▶ _Problem_: Restate each of the lines below word for word and drop every picture.

▶ _Input records_:
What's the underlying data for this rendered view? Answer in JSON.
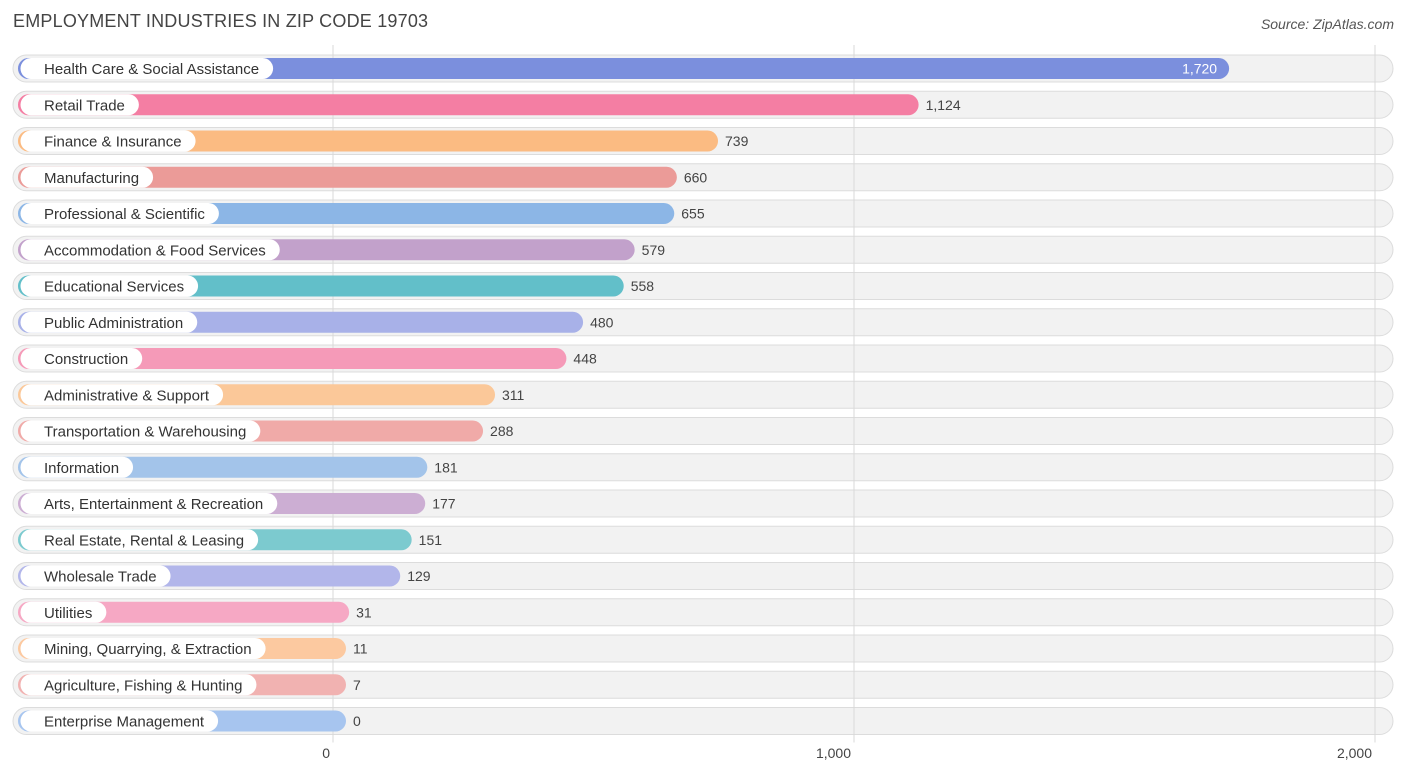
{
  "chart_data": {
    "type": "bar",
    "orientation": "horizontal",
    "title": "EMPLOYMENT INDUSTRIES IN ZIP CODE 19703",
    "source": "Source: ZipAtlas.com",
    "categories": [
      "Health Care & Social Assistance",
      "Retail Trade",
      "Finance & Insurance",
      "Manufacturing",
      "Professional & Scientific",
      "Accommodation & Food Services",
      "Educational Services",
      "Public Administration",
      "Construction",
      "Administrative & Support",
      "Transportation & Warehousing",
      "Information",
      "Arts, Entertainment & Recreation",
      "Real Estate, Rental & Leasing",
      "Wholesale Trade",
      "Utilities",
      "Mining, Quarrying, & Extraction",
      "Agriculture, Fishing & Hunting",
      "Enterprise Management"
    ],
    "values": [
      1720,
      1124,
      739,
      660,
      655,
      579,
      558,
      480,
      448,
      311,
      288,
      181,
      177,
      151,
      129,
      31,
      11,
      7,
      0
    ],
    "value_labels": [
      "1,720",
      "1,124",
      "739",
      "660",
      "655",
      "579",
      "558",
      "480",
      "448",
      "311",
      "288",
      "181",
      "177",
      "151",
      "129",
      "31",
      "11",
      "7",
      "0"
    ],
    "colors": [
      "#7b8fdd",
      "#f47ea3",
      "#fbbb82",
      "#eb9b98",
      "#8cb6e6",
      "#c2a1cb",
      "#62bfc9",
      "#a8b1e8",
      "#f59ab8",
      "#fbc899",
      "#f0aaa8",
      "#a3c4ea",
      "#ccaed3",
      "#7ccacf",
      "#b2b6ea",
      "#f6a8c4",
      "#fcc9a0",
      "#f1b2b1",
      "#a7c5ef"
    ],
    "x_ticks": [
      0,
      1000,
      2000
    ],
    "x_tick_labels": [
      "0",
      "1,000",
      "2,000"
    ],
    "xlim": [
      0,
      2000
    ],
    "xlabel": "",
    "ylabel": "",
    "grid": true
  }
}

▶ _Full solution_:
What's the underlying data for this rendered view? Answer in JSON.
{
  "chart_data": {
    "type": "bar",
    "orientation": "horizontal",
    "title": "EMPLOYMENT INDUSTRIES IN ZIP CODE 19703",
    "source": "Source: ZipAtlas.com",
    "categories": [
      "Health Care & Social Assistance",
      "Retail Trade",
      "Finance & Insurance",
      "Manufacturing",
      "Professional & Scientific",
      "Accommodation & Food Services",
      "Educational Services",
      "Public Administration",
      "Construction",
      "Administrative & Support",
      "Transportation & Warehousing",
      "Information",
      "Arts, Entertainment & Recreation",
      "Real Estate, Rental & Leasing",
      "Wholesale Trade",
      "Utilities",
      "Mining, Quarrying, & Extraction",
      "Agriculture, Fishing & Hunting",
      "Enterprise Management"
    ],
    "values": [
      1720,
      1124,
      739,
      660,
      655,
      579,
      558,
      480,
      448,
      311,
      288,
      181,
      177,
      151,
      129,
      31,
      11,
      7,
      0
    ],
    "value_labels": [
      "1,720",
      "1,124",
      "739",
      "660",
      "655",
      "579",
      "558",
      "480",
      "448",
      "311",
      "288",
      "181",
      "177",
      "151",
      "129",
      "31",
      "11",
      "7",
      "0"
    ],
    "colors": [
      "#7b8fdd",
      "#f47ea3",
      "#fbbb82",
      "#eb9b98",
      "#8cb6e6",
      "#c2a1cb",
      "#62bfc9",
      "#a8b1e8",
      "#f59ab8",
      "#fbc899",
      "#f0aaa8",
      "#a3c4ea",
      "#ccaed3",
      "#7ccacf",
      "#b2b6ea",
      "#f6a8c4",
      "#fcc9a0",
      "#f1b2b1",
      "#a7c5ef"
    ],
    "x_ticks": [
      0,
      1000,
      2000
    ],
    "x_tick_labels": [
      "0",
      "1,000",
      "2,000"
    ],
    "xlim": [
      0,
      2000
    ],
    "xlabel": "",
    "ylabel": "",
    "grid": true
  }
}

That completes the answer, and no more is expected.